Goal — Make an exact copy of each entry, leaving out every picture.

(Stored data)

★ ★ ★ ★

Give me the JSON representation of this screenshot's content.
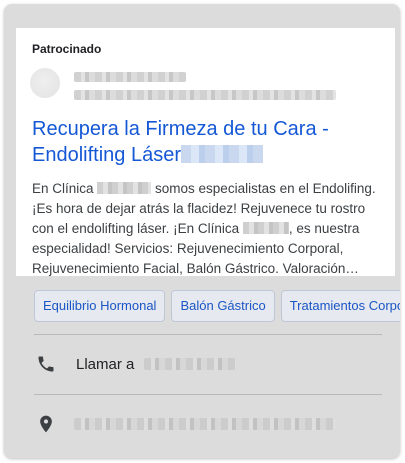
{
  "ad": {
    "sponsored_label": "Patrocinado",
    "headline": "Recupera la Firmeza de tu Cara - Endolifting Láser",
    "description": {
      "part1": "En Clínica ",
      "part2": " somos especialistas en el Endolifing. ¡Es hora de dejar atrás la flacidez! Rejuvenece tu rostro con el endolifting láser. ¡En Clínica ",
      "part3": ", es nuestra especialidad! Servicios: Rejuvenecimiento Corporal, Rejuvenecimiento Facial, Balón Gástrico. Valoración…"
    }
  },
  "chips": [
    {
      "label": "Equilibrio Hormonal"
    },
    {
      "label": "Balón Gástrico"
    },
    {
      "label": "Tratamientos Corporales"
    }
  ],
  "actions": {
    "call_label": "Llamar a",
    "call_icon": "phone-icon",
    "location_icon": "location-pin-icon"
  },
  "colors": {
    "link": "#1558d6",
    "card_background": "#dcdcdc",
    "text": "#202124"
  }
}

★ ★ ★ ★

Result below —
Give me the JSON representation of this screenshot's content.
{
  "ad": {
    "sponsored_label": "Patrocinado",
    "headline": "Recupera la Firmeza de tu Cara - Endolifting Láser",
    "description": {
      "part1": "En Clínica ",
      "part2": " somos especialistas en el Endolifing. ¡Es hora de dejar atrás la flacidez! Rejuvenece tu rostro con el endolifting láser. ¡En Clínica ",
      "part3": ", es nuestra especialidad! Servicios: Rejuvenecimiento Corporal, Rejuvenecimiento Facial, Balón Gástrico. Valoración…"
    }
  },
  "chips": [
    {
      "label": "Equilibrio Hormonal"
    },
    {
      "label": "Balón Gástrico"
    },
    {
      "label": "Tratamientos Corporales"
    }
  ],
  "actions": {
    "call_label": "Llamar a",
    "call_icon": "phone-icon",
    "location_icon": "location-pin-icon"
  },
  "colors": {
    "link": "#1558d6",
    "card_background": "#dcdcdc",
    "text": "#202124"
  }
}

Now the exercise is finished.